* [YOUR INSTRUCTIONS]: Work out how many lines hold the string "предоставлении". The answer is a single number, nothing more.

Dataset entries
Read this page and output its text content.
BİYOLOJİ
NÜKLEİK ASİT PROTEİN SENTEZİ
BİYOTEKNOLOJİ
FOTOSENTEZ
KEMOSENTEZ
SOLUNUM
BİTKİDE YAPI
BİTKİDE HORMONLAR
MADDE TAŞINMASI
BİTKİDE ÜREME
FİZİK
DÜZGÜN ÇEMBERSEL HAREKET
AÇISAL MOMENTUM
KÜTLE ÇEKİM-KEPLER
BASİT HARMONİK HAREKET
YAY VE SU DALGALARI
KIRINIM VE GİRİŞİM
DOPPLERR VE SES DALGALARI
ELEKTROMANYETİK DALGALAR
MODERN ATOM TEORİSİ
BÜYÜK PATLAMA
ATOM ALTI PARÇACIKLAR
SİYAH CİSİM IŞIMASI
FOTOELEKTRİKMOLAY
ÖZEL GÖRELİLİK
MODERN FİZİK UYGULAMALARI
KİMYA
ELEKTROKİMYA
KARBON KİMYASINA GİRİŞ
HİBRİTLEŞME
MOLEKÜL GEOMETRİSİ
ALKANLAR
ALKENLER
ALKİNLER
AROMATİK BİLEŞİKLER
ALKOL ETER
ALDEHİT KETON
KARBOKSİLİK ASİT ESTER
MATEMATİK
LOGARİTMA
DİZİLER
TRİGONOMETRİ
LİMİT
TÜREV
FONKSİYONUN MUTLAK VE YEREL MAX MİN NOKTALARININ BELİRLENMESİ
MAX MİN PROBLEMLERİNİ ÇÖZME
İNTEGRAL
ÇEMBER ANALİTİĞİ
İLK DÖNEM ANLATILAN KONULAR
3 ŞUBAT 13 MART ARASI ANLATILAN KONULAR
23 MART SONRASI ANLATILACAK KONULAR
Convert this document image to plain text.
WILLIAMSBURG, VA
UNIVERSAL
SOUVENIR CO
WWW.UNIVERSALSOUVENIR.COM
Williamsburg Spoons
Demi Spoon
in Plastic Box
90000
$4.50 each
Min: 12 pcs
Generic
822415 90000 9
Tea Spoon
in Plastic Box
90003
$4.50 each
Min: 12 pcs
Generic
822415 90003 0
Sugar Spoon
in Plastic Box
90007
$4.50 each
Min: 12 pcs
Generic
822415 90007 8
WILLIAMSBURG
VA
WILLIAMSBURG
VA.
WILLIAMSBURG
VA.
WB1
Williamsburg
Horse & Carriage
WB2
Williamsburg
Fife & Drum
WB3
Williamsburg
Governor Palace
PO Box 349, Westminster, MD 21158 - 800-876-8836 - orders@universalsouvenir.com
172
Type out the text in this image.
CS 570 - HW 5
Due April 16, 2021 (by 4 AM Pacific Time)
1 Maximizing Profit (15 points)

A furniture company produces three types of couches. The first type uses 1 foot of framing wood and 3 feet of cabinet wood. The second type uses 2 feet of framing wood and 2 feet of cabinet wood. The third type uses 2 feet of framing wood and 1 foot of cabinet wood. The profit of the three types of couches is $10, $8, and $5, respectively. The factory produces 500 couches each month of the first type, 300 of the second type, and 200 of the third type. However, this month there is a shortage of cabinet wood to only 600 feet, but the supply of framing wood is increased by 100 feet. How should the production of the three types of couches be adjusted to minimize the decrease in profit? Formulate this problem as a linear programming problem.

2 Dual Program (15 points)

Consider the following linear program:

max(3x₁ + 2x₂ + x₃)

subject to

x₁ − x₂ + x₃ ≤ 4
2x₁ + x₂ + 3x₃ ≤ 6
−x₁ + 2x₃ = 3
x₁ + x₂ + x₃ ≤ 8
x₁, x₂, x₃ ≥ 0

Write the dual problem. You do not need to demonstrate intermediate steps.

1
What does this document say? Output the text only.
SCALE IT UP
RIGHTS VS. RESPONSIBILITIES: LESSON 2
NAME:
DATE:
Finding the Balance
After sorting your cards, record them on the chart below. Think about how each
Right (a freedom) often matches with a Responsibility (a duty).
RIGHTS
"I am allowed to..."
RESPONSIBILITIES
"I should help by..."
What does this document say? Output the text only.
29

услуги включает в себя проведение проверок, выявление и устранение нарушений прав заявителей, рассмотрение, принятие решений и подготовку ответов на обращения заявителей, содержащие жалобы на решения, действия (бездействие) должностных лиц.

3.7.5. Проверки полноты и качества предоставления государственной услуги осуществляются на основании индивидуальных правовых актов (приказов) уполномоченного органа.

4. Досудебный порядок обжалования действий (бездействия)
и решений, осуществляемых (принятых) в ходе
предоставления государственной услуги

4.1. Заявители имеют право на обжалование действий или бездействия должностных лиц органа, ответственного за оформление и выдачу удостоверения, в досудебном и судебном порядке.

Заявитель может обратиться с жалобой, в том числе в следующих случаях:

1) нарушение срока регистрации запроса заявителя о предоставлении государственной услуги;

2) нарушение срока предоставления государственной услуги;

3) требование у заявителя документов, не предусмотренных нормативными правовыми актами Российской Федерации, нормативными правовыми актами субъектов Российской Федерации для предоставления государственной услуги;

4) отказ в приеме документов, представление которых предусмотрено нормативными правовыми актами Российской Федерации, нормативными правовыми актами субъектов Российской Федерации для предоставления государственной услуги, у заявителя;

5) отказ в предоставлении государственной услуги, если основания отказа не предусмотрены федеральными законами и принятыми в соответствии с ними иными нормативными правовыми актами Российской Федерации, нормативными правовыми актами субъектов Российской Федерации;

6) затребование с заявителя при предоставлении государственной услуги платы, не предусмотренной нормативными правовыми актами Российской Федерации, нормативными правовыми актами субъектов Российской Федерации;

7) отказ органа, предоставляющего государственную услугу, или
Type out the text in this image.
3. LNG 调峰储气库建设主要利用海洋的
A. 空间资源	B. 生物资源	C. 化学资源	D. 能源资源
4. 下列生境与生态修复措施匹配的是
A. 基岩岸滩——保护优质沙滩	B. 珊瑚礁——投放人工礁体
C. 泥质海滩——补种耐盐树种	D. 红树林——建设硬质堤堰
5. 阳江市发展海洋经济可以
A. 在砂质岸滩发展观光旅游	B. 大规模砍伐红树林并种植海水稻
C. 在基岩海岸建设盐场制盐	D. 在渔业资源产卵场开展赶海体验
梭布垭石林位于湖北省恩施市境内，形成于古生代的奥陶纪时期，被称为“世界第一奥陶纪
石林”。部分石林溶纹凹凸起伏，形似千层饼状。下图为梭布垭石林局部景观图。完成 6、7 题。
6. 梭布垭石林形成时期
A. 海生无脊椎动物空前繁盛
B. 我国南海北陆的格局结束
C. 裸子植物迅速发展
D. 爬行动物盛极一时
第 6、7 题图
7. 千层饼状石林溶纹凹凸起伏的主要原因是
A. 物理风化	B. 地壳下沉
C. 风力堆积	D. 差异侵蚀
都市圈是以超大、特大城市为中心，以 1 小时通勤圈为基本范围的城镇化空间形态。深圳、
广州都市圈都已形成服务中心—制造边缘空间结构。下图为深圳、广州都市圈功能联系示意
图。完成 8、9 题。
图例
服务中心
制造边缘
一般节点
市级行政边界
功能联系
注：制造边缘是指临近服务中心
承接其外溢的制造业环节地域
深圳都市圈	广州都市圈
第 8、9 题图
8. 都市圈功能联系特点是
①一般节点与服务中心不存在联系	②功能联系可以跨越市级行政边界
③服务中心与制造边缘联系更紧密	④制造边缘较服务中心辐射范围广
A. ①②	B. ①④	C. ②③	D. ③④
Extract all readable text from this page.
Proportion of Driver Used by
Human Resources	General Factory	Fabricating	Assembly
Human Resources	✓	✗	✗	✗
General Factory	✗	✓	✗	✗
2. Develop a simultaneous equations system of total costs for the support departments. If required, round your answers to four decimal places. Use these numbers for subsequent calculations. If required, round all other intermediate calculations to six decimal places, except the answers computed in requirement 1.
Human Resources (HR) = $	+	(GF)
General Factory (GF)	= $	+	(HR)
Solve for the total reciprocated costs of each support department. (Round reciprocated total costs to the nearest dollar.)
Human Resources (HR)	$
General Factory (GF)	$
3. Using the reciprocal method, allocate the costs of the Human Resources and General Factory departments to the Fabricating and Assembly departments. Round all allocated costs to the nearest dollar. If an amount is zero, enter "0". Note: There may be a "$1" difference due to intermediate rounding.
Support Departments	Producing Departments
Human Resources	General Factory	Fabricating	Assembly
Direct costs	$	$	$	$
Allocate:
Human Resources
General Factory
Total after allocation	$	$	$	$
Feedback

* [SOLVED EXERCISE]: 3